(Kutipan teks)
+++

Belajar Mewujudkan Demokrasi Sejati
Kalau saja ada orang yang mau menghitung frekuensi demonstrasi di
Tanah Air, tentulah dia akan terkejut menyimak angka-angka yang diperolehnya.
Sekarang ini nyaris tiada hari tanpa demonstrasi. Bahkan anak sekolah dasar
saja sudah berdemonstrasi untuk memprotes kebijakan camat (di Bekasi) yang
membiarkan sampah menumpuk di dekat sekolah mereka.
Demonstrasi seolah representasi kebebasan. Kata para pendemo
(demonstrasi itu acap dipendekkan menjadi demo), alam reformasi adalah
perwujudan kebebasan. Seperti dalam sebuah wawancara di televisi, "Ini
zaman kebebasan. Kami bebas berdemonstrasi. Bukankah reformasi menjunjung
tinggi demokrasi?"Ada asumsi demonstrasi sama dengan demokrasi. Asumsi itu bukan
individual. Malah nyaris sebagai common sense. Seperti halnya survei oleh
Polling Centre yang dilakukan awal era-reformasi (setelah 1998), diperoleh
angka 60% responden memahami demokrasi berasal dari kata demonstrasi. Jadi
ingin dicirikan mereka, negara mencapai demokrasi bila demonstrasi marak dan
direstui keberlangsungannya oleh aparat keamanan. Tatkala aparat keamanan
memasung kebebasan berdemonstrasi, maka negara telah mematikan demokrasi.
Lihat saja di tayangan televisi. Para pendemo sungguh-sungguh
menikmati "kebebasan" versi mereka saat berdemonstrasi. Pendemo
dengan enaknya menggelindingkan miniatur bola dunia di Jalan Sudirman, Jakarta,
pada jam-jam sibuk, yang tentu saja menimbulkan kemacetan luar biasa. Ada
peristiwa lain, ketika para kepala desa berdemo di Jakarta, mereka long-marc
dari Senayan ke gedung Depdagri dengan melewati jalur busway, yang buntutnya
melumpuhkan angkutan kota.
Celakanya, tuntutan mereka adalah minta diperpanjang masa jabatan
dari enam menjadi sepuluh tahun. Di Madiun, sekadar contoh lain, warga
berdemonstrasi dengan cara memblokir jalan umum dengan potongan pohon
semata-mata mereka menuntut pemerintah daerah mau mengaspal jalan desa.

+++

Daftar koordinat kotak
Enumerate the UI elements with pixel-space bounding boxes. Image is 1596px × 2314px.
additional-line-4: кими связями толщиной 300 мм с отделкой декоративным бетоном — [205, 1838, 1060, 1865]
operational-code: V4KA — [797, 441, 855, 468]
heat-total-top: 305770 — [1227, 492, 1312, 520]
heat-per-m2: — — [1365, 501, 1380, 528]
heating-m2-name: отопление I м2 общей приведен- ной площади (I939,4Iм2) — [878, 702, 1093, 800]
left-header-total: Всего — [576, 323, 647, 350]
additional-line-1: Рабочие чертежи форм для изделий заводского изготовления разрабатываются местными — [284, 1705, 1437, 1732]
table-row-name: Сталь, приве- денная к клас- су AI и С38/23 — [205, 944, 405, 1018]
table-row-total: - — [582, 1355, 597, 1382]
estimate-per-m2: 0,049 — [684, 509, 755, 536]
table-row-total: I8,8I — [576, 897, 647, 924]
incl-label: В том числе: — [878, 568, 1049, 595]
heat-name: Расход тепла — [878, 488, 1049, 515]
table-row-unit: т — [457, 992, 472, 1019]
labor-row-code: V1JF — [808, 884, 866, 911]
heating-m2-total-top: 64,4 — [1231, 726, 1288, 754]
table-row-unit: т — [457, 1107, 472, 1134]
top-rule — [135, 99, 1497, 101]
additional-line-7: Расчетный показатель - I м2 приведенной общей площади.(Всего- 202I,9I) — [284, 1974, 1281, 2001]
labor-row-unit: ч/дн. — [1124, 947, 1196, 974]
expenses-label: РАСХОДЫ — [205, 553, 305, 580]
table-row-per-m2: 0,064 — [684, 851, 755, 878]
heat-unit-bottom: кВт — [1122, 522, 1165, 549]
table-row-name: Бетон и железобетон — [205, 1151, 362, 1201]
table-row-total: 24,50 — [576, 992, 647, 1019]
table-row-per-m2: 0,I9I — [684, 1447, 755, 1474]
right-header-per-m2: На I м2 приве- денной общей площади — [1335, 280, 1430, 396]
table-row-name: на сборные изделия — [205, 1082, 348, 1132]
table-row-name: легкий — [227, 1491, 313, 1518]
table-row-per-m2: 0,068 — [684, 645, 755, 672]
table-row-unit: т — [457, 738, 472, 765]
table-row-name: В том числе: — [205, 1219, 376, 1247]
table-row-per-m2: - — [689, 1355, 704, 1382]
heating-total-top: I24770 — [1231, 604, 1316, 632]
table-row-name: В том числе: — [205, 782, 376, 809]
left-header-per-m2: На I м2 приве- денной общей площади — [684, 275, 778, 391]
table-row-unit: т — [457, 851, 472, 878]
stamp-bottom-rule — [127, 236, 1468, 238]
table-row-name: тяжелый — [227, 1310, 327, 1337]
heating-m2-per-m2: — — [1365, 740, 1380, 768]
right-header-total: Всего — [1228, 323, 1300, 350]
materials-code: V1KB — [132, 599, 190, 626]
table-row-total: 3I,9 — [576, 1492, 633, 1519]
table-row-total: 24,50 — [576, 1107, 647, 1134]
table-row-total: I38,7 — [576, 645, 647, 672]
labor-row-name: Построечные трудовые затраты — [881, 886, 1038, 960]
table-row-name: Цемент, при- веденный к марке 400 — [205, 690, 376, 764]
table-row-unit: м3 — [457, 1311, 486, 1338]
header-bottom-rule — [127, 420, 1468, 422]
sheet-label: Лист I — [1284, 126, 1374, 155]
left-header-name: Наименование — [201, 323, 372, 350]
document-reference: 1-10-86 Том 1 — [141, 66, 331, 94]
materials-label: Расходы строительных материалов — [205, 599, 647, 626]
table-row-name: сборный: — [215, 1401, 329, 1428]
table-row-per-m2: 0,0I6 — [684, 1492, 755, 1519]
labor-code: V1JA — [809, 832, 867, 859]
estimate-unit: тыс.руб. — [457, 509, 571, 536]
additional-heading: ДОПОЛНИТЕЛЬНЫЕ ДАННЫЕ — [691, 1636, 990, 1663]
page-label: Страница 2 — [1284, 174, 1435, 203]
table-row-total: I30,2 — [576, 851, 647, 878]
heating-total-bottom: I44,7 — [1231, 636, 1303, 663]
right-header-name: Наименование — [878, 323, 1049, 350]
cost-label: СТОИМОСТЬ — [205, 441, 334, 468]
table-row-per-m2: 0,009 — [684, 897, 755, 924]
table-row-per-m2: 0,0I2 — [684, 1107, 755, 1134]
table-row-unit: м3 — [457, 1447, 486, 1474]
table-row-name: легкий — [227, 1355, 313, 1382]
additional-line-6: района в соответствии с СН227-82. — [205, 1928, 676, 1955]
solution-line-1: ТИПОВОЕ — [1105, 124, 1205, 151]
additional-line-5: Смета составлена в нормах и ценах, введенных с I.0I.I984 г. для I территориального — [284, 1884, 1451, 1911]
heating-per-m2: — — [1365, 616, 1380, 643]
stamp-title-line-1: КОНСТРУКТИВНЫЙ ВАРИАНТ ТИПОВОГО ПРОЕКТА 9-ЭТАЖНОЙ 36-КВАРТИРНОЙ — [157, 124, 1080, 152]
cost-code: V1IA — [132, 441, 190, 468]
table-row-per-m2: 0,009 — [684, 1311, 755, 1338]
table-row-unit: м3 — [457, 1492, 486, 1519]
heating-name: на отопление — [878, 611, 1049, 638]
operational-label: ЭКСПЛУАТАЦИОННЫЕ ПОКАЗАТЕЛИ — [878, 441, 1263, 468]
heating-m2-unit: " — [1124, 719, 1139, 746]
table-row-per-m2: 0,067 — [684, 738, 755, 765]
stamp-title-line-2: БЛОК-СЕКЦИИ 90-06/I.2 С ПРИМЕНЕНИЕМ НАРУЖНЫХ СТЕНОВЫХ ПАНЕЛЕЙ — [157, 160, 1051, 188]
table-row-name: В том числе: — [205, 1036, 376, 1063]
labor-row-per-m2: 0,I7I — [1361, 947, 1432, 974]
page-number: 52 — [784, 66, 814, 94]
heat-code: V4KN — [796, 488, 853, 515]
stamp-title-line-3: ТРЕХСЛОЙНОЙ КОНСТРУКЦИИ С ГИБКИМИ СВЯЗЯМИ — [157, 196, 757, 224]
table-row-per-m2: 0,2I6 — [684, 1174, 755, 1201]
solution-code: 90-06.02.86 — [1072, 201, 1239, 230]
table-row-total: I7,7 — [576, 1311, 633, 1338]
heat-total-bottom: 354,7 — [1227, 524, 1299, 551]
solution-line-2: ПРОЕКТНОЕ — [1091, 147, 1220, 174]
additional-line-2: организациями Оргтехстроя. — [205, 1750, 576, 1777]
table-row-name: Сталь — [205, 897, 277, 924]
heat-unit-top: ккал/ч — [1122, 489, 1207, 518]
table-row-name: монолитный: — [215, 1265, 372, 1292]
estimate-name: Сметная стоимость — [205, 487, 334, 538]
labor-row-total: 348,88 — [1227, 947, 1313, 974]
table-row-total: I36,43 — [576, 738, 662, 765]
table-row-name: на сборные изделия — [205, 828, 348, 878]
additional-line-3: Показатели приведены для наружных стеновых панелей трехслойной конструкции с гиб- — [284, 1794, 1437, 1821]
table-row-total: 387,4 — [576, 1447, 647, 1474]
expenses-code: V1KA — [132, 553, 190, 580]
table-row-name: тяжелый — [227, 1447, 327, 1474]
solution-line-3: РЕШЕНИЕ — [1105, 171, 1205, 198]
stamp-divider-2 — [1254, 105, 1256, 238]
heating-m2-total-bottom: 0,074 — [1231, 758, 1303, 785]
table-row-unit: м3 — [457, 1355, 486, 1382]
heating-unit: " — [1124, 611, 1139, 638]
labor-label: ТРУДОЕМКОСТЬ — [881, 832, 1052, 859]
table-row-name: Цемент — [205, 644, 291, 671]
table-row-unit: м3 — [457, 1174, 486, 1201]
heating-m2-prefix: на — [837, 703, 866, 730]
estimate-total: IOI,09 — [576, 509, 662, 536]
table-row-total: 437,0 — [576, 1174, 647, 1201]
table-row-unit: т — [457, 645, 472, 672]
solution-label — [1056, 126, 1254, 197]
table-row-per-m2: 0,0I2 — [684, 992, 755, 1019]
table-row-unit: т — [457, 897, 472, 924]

+++

(Tugas 1) Keluarkan ulang baris-baris entri tanpa perubahan, mulai dari baris pertama entri sampai dengan baris yang memuat "table-row-per-m2: 0,064 —".
(Tugas 2) Sambung tulisan tentang demonstrasi dan demokrasi itu mulai dari kalimat terakhirnya.

(Hasil tugas 1)
Enumerate the UI elements with pixel-space bounding boxes. Image is 1596px × 2314px.
additional-line-4: кими связями толщиной 300 мм с отделкой декоративным бетоном — [205, 1838, 1060, 1865]
operational-code: V4KA — [797, 441, 855, 468]
heat-total-top: 305770 — [1227, 492, 1312, 520]
heat-per-m2: — — [1365, 501, 1380, 528]
heating-m2-name: отопление I м2 общей приведен- ной площади (I939,4Iм2) — [878, 702, 1093, 800]
left-header-total: Всего — [576, 323, 647, 350]
additional-line-1: Рабочие чертежи форм для изделий заводского изготовления разрабатываются местными — [284, 1705, 1437, 1732]
table-row-name: Сталь, приве- денная к клас- су AI и С38/23 — [205, 944, 405, 1018]
table-row-total: - — [582, 1355, 597, 1382]
estimate-per-m2: 0,049 — [684, 509, 755, 536]
table-row-total: I8,8I — [576, 897, 647, 924]
incl-label: В том числе: — [878, 568, 1049, 595]
heat-name: Расход тепла — [878, 488, 1049, 515]
table-row-unit: т — [457, 992, 472, 1019]
labor-row-code: V1JF — [808, 884, 866, 911]
heating-m2-total-top: 64,4 — [1231, 726, 1288, 754]
table-row-unit: т — [457, 1107, 472, 1134]
top-rule — [135, 99, 1497, 101]
additional-line-7: Расчетный показатель - I м2 приведенной общей площади.(Всего- 202I,9I) — [284, 1974, 1281, 2001]
labor-row-unit: ч/дн. — [1124, 947, 1196, 974]
expenses-label: РАСХОДЫ — [205, 553, 305, 580]
table-row-per-m2: 0,064 — [684, 851, 755, 878]

(Hasil tugas 2)
Demonstrasi secara harfiah berarti pernyataan protes yang
dikemukakan secara massal (Kamus Besar Bahasa Indonesia, 2001: 250). Pengertian
ini melahirkan padanan unjuk rasa. Mereka ingin menunjukkan perasaannya, tetapi
sebagian besar perasaan tak sepaham. Demonstrasi juga diartikan peragaan cara
mengerjakan sesuatu.
Kedua pengertian itu sangat bertolak belakang. Sebagai peragaan,
umumnya berlangsung menyenangkan. Demonstrasi busana pengantin tentu
berlangsung tenang dan semerbak wangi. Bisa cuci mata. Tetapi demo menuntut
pertanggungjawaban pejabat yang salah menentukan kebijakan acapkali berlangsung
beringas. Tidak lagi tenang-tenang.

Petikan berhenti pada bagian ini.